### Work required
Revise the lines below so that "perspective view" becomes "isometric view" throughout, keeping everything else unchanged. Leave the pictures out of your answer.
[start]
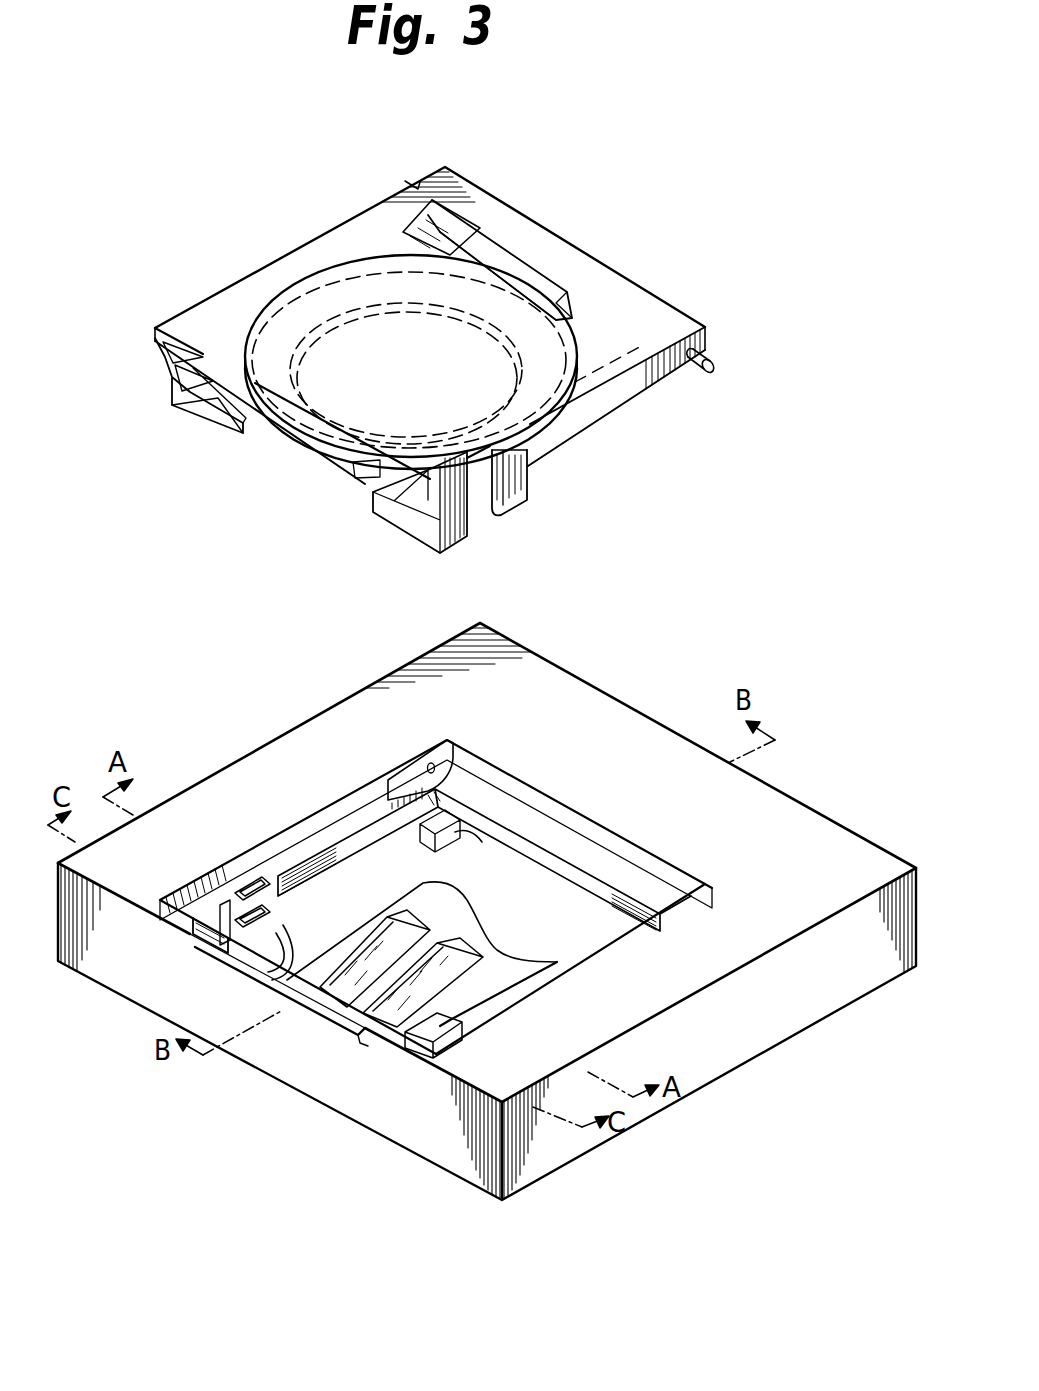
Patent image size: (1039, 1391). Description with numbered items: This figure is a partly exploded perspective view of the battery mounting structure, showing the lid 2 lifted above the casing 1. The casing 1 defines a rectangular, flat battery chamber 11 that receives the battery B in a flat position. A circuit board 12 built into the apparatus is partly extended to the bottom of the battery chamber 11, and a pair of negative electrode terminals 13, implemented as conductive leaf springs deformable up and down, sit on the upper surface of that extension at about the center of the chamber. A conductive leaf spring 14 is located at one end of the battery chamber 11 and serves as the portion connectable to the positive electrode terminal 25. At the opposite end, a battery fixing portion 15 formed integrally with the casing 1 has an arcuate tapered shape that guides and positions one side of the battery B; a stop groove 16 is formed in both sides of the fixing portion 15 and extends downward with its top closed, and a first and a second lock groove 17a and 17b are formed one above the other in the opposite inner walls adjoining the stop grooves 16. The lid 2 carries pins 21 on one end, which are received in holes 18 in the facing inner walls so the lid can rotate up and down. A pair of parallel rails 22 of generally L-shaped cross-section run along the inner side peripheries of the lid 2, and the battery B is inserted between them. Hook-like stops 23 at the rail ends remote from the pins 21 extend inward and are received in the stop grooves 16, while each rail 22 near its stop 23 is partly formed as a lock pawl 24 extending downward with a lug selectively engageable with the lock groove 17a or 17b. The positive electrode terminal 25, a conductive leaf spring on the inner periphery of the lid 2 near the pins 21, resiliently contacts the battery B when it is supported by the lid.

The casing 1 is at (725, 805).
The lid 2 is at (598, 292).
The battery chamber 11 is at (578, 925).
The circuit board 12 is at (560, 977).
The negative electrode terminals 13 is at (340, 1043).
The conductive leaf spring 14 is at (460, 825).
The battery fixing portion 15 is at (273, 967).
The stop groove 16 is at (433, 1048).
The first lock groove 17a is at (244, 890).
The second lock groove 17b is at (268, 878).
The holes 18 is at (388, 780).
The pins 21 is at (718, 368).
The rails 22 is at (600, 377).
The hook-like stops 23 is at (212, 427).
The lock pawl 24 is at (527, 503).
The positive electrode terminal 25 is at (457, 213).
The battery B is at (307, 310).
[end]
### Task solution
Patent image size: (1039, 1391). Description with numbered items: This figure is a partly exploded isometric view of the battery mounting structure, showing the lid 2 lifted above the casing 1. The casing 1 defines a rectangular, flat battery chamber 11 that receives the battery B in a flat position. A circuit board 12 built into the apparatus is partly extended to the bottom of the battery chamber 11, and a pair of negative electrode terminals 13, implemented as conductive leaf springs deformable up and down, sit on the upper surface of that extension at about the center of the chamber. A conductive leaf spring 14 is located at one end of the battery chamber 11 and serves as the portion connectable to the positive electrode terminal 25. At the opposite end, a battery fixing portion 15 formed integrally with the casing 1 has an arcuate tapered shape that guides and positions one side of the battery B; a stop groove 16 is formed in both sides of the fixing portion 15 and extends downward with its top closed, and a first and a second lock groove 17a and 17b are formed one above the other in the opposite inner walls adjoining the stop grooves 16. The lid 2 carries pins 21 on one end, which are received in holes 18 in the facing inner walls so the lid can rotate up and down. A pair of parallel rails 22 of generally L-shaped cross-section run along the inner side peripheries of the lid 2, and the battery B is inserted between them. Hook-like stops 23 at the rail ends remote from the pins 21 extend inward and are received in the stop grooves 16, while each rail 22 near its stop 23 is partly formed as a lock pawl 24 extending downward with a lug selectively engageable with the lock groove 17a or 17b. The positive electrode terminal 25, a conductive leaf spring on the inner periphery of the lid 2 near the pins 21, resiliently contacts the battery B when it is supported by the lid.

The casing 1 is at (725, 805).
The lid 2 is at (598, 292).
The battery chamber 11 is at (578, 925).
The circuit board 12 is at (560, 977).
The negative electrode terminals 13 is at (340, 1043).
The conductive leaf spring 14 is at (460, 825).
The battery fixing portion 15 is at (273, 967).
The stop groove 16 is at (433, 1048).
The first lock groove 17a is at (244, 890).
The second lock groove 17b is at (268, 878).
The holes 18 is at (388, 780).
The pins 21 is at (718, 368).
The rails 22 is at (600, 377).
The hook-like stops 23 is at (212, 427).
The lock pawl 24 is at (527, 503).
The positive electrode terminal 25 is at (457, 213).
The battery B is at (307, 310).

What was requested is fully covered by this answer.